#### Stated problem:
Filter the listing below, copying every line in which the word "SCHOOLS" appears.

#### Dataset entries:

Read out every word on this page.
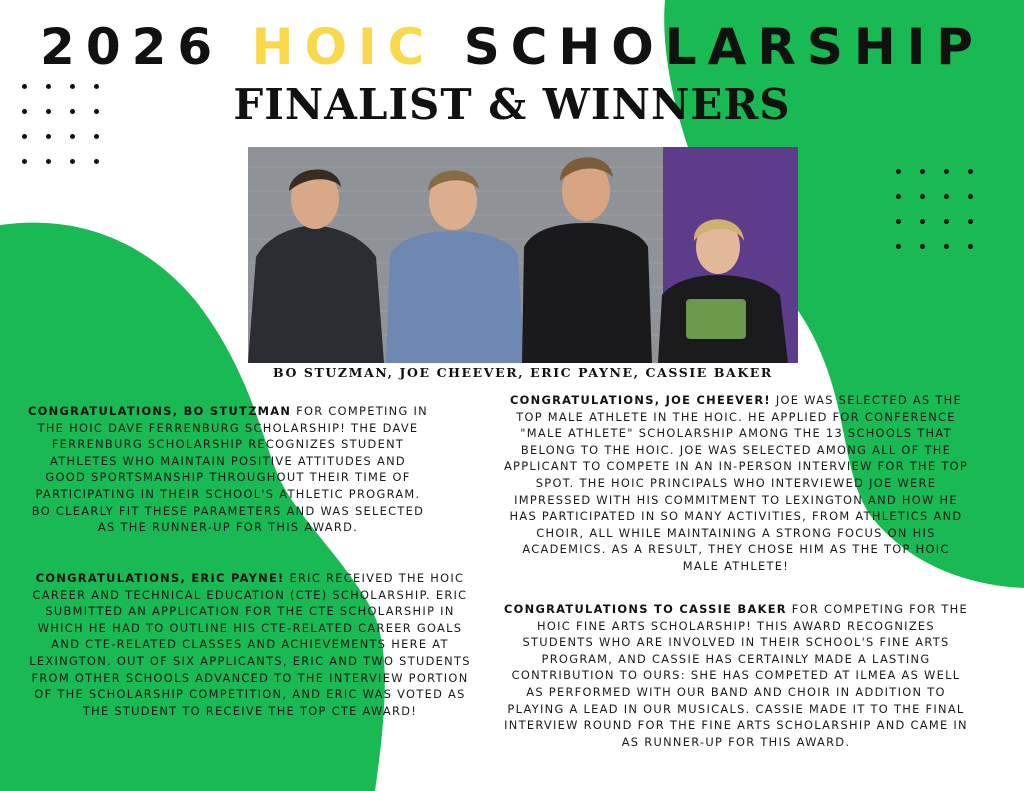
2026 HOIC SCHOLARSHIP
FINALIST & WINNERS
BO STUZMAN, JOE CHEEVER, ERIC PAYNE, CASSIE BAKER
CONGRATULATIONS, BO STUTZMAN FOR COMPETING IN THE HOIC DAVE FERRENBURG SCHOLARSHIP! THE DAVE FERRENBURG SCHOLARSHIP RECOGNIZES STUDENT ATHLETES WHO MAINTAIN POSITIVE ATTITUDES AND GOOD SPORTSMANSHIP THROUGHOUT THEIR TIME OF PARTICIPATING IN THEIR SCHOOL'S ATHLETIC PROGRAM. BO CLEARLY FIT THESE PARAMETERS AND WAS SELECTED AS THE RUNNER-UP FOR THIS AWARD.
CONGRATULATIONS, ERIC PAYNE! ERIC RECEIVED THE HOIC CAREER AND TECHNICAL EDUCATION (CTE) SCHOLARSHIP. ERIC SUBMITTED AN APPLICATION FOR THE CTE SCHOLARSHIP IN WHICH HE HAD TO OUTLINE HIS CTE-RELATED CAREER GOALS AND CTE-RELATED CLASSES AND ACHIEVEMENTS HERE AT LEXINGTON. OUT OF SIX APPLICANTS, ERIC AND TWO STUDENTS FROM OTHER SCHOOLS ADVANCED TO THE INTERVIEW PORTION OF THE SCHOLARSHIP COMPETITION, AND ERIC WAS VOTED AS THE STUDENT TO RECEIVE THE TOP CTE AWARD!
CONGRATULATIONS, JOE CHEEVER! JOE WAS SELECTED AS THE TOP MALE ATHLETE IN THE HOIC. HE APPLIED FOR CONFERENCE "MALE ATHLETE" SCHOLARSHIP AMONG THE 13 SCHOOLS THAT BELONG TO THE HOIC. JOE WAS SELECTED AMONG ALL OF THE APPLICANT TO COMPETE IN AN IN-PERSON INTERVIEW FOR THE TOP SPOT. THE HOIC PRINCIPALS WHO INTERVIEWED JOE WERE IMPRESSED WITH HIS COMMITMENT TO LEXINGTON AND HOW HE HAS PARTICIPATED IN SO MANY ACTIVITIES, FROM ATHLETICS AND CHOIR, ALL WHILE MAINTAINING A STRONG FOCUS ON HIS ACADEMICS. AS A RESULT, THEY CHOSE HIM AS THE TOP HOIC MALE ATHLETE!
CONGRATULATIONS TO CASSIE BAKER FOR COMPETING FOR THE HOIC FINE ARTS SCHOLARSHIP! THIS AWARD RECOGNIZES STUDENTS WHO ARE INVOLVED IN THEIR SCHOOL'S FINE ARTS PROGRAM, AND CASSIE HAS CERTAINLY MADE A LASTING CONTRIBUTION TO OURS: SHE HAS COMPETED AT ILMEA AS WELL AS PERFORMED WITH OUR BAND AND CHOIR IN ADDITION TO PLAYING A LEAD IN OUR MUSICALS. CASSIE MADE IT TO THE FINAL INTERVIEW ROUND FOR THE FINE ARTS SCHOLARSHIP AND CAME IN AS RUNNER-UP FOR THIS AWARD.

#### Result of this task:
CONGRATULATIONS, ERIC PAYNE! ERIC RECEIVED THE HOIC CAREER AND TECHNICAL EDUCATION (CTE) SCHOLARSHIP. ERIC SUBMITTED AN APPLICATION FOR THE CTE SCHOLARSHIP IN WHICH HE HAD TO OUTLINE HIS CTE-RELATED CAREER GOALS AND CTE-RELATED CLASSES AND ACHIEVEMENTS HERE AT LEXINGTON. OUT OF SIX APPLICANTS, ERIC AND TWO STUDENTS FROM OTHER SCHOOLS ADVANCED TO THE INTERVIEW PORTION OF THE SCHOLARSHIP COMPETITION, AND ERIC WAS VOTED AS THE STUDENT TO RECEIVE THE TOP CTE AWARD!
CONGRATULATIONS, JOE CHEEVER! JOE WAS SELECTED AS THE TOP MALE ATHLETE IN THE HOIC. HE APPLIED FOR CONFERENCE "MALE ATHLETE" SCHOLARSHIP AMONG THE 13 SCHOOLS THAT BELONG TO THE HOIC. JOE WAS SELECTED AMONG ALL OF THE APPLICANT TO COMPETE IN AN IN-PERSON INTERVIEW FOR THE TOP SPOT. THE HOIC PRINCIPALS WHO INTERVIEWED JOE WERE IMPRESSED WITH HIS COMMITMENT TO LEXINGTON AND HOW HE HAS PARTICIPATED IN SO MANY ACTIVITIES, FROM ATHLETICS AND CHOIR, ALL WHILE MAINTAINING A STRONG FOCUS ON HIS ACADEMICS. AS A RESULT, THEY CHOSE HIM AS THE TOP HOIC MALE ATHLETE!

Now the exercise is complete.